Task statement: Transcribe the records below exactly, leaving out any pictures.

Exercise input:
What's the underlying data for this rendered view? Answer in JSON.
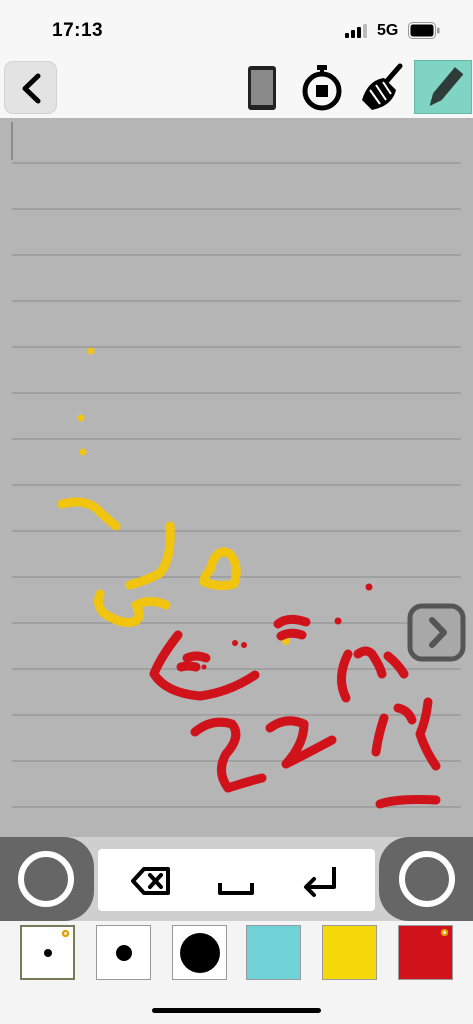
{
  "status_bar": {
    "time": "17:13",
    "network": "5G"
  },
  "toolbar": {
    "icons": [
      "back-chevron-icon",
      "phone-icon",
      "stopwatch-icon",
      "broom-icon",
      "pencil-icon"
    ],
    "active_tool": "pencil",
    "active_color": "#7fd4c4"
  },
  "canvas": {
    "background": "#b5b5b5",
    "line_color": "#8c8c8c",
    "ink_colors": [
      "#f1c40f",
      "#d0121b"
    ]
  },
  "keypad": {
    "icons": [
      "backspace-icon",
      "space-icon",
      "return-icon"
    ]
  },
  "palette": {
    "brush_sizes": [
      "small",
      "medium",
      "large"
    ],
    "selected_brush": "small",
    "colors": [
      "#6fd3d8",
      "#f5d80a",
      "#d0121b"
    ],
    "selected_color": "#d0121b"
  }
}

Finished answer:
What's the underlying data for this rendered view? Answer in JSON.
{
  "status_bar": {
    "time": "17:13",
    "network": "5G"
  },
  "toolbar": {
    "icons": [
      "back-chevron-icon",
      "phone-icon",
      "stopwatch-icon",
      "broom-icon",
      "pencil-icon"
    ],
    "active_tool": "pencil",
    "active_color": "#7fd4c4"
  },
  "canvas": {
    "background": "#b5b5b5",
    "line_color": "#8c8c8c",
    "ink_colors": [
      "#f1c40f",
      "#d0121b"
    ]
  },
  "keypad": {
    "icons": [
      "backspace-icon",
      "space-icon",
      "return-icon"
    ]
  },
  "palette": {
    "brush_sizes": [
      "small",
      "medium",
      "large"
    ],
    "selected_brush": "small",
    "colors": [
      "#6fd3d8",
      "#f5d80a",
      "#d0121b"
    ],
    "selected_color": "#d0121b"
  }
}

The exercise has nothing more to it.